QUESTIONS TO ANSWER
1 – Using the online distributional regression summary, answer each question briefly:
(a) What framework is combined with advances in online LASSO estimation?
(b) What is the subject of the case study?
(c) What is the Python package called?
2 – Does each statement agree with the online distributional regression summary? Give yes or no for each, and quote the words that decide it.
(a) The proposed method estimates nonlinear models.
(b) Incremental estimation raises the computational effort.
(c) The case study showed competitive predictive performance.
3 – Carry on the online distributional regression summary from the point where it stops.

READING PASSAGE
====================

Online Distributional Regression

arXiv stat.ML / 4/27/2026

💬 OpinionTools & Practical UsageModels & Research

Key Points

  • The paper addresses how to perform online learning for large-scale streaming data when probabilistic forecasting is needed, including learning conditional heteroskedasticity and higher conditional moments.
  • It proposes an online estimation method for regularized, linear distributional models by combining advances in online LASSO estimation with the GAMLSS (Generalized Additive Models for Location, Scale, and Shape) framework.
  • The authors demonstrate the approach via a case study in day-ahead electricity price forecasting, showing competitive predictive performance.
  • They also report a strongly reduced computational effort using incremental estimation, and provide an efficient Python implementation in a package called ondil.

====================

DATA
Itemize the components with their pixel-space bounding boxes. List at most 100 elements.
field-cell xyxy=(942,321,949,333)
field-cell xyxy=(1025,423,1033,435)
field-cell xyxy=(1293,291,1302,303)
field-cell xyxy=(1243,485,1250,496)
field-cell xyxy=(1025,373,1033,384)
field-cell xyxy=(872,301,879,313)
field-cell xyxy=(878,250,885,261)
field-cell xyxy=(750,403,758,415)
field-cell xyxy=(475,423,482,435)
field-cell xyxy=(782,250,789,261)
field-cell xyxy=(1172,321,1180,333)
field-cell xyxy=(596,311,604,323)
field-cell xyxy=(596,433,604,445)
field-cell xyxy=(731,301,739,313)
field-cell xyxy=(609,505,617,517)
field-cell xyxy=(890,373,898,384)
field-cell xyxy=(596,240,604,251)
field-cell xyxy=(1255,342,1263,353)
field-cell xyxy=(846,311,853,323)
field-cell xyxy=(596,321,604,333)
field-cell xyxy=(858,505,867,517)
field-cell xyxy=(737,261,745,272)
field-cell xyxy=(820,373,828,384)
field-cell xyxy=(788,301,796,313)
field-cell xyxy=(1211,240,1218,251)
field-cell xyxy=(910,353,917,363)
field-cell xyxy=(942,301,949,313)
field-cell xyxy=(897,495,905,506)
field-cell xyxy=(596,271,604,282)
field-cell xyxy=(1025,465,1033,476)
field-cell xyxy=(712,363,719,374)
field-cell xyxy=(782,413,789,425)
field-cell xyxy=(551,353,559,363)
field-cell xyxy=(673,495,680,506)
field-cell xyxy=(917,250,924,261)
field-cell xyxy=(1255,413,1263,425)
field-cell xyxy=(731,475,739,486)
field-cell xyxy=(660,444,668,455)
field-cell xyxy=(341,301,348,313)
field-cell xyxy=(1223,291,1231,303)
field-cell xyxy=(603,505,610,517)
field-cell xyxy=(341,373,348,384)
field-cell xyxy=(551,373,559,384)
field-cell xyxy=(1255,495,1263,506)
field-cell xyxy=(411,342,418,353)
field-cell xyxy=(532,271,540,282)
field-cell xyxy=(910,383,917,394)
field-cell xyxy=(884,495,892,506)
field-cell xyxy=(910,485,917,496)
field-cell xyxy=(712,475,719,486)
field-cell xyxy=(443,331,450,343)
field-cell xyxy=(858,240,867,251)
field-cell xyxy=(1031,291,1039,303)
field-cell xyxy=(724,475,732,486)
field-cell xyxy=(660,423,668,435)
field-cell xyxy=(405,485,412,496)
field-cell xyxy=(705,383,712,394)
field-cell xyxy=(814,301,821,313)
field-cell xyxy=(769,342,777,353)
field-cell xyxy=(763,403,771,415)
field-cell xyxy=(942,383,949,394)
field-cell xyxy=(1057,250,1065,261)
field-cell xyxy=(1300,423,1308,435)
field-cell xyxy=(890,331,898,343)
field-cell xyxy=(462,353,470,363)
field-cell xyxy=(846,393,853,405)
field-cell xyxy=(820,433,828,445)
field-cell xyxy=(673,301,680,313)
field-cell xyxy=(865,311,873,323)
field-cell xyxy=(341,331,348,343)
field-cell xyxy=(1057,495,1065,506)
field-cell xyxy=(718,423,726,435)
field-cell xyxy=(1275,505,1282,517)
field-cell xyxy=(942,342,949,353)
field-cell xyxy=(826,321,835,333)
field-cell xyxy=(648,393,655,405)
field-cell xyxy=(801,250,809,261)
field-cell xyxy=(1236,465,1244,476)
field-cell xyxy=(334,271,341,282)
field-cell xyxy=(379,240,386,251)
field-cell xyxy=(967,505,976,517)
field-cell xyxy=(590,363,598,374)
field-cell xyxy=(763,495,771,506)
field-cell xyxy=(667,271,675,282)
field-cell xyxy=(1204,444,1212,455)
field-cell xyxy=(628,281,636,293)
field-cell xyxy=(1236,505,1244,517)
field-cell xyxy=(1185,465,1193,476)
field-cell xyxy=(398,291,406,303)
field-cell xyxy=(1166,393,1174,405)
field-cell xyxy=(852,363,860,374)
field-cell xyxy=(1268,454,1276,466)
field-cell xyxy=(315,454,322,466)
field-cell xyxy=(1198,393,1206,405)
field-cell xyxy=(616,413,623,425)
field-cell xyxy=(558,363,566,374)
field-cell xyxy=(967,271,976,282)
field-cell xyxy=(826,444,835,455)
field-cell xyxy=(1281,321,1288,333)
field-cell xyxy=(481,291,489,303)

====================

ANSWERS BELOW
1 –
(a) The GAMLSS (Generalized Additive Models for Location, Scale, and Shape) framework.
(b) Day-ahead electricity price forecasting.
(c) ondil.

2 –
(a) No: "regularized, linear distributional models"
(b) No: "a strongly reduced computational effort using incremental estimation"
(c) Yes: "showing competitive predictive performance"

3 –
Abstract

Large-scale streaming data are common in modern machine learning applications and have led to the development of online learning algorithms. Many fields, such as supply chain management, weather and meteorology, energy markets, and finance, have pivoted toward probabilistic forecasting. This results in the need not only for accurate learning of the expected value but also for learning the conditional heteroskedasticity and conditional moments. Against this backdrop, we present a methodology for online estimation of regularized, linear distributional models. The proposed algorithm combines recent developments in online estimation of LASSO models with the well-known GAMLSS framework. We provide a case study on day-ahead electricity price forecasting, in which we show the competitive performance of the incremental estimation combined with strongly reduced computational effort. Our algorithms are implemented in a computationally efficient Python package ondil.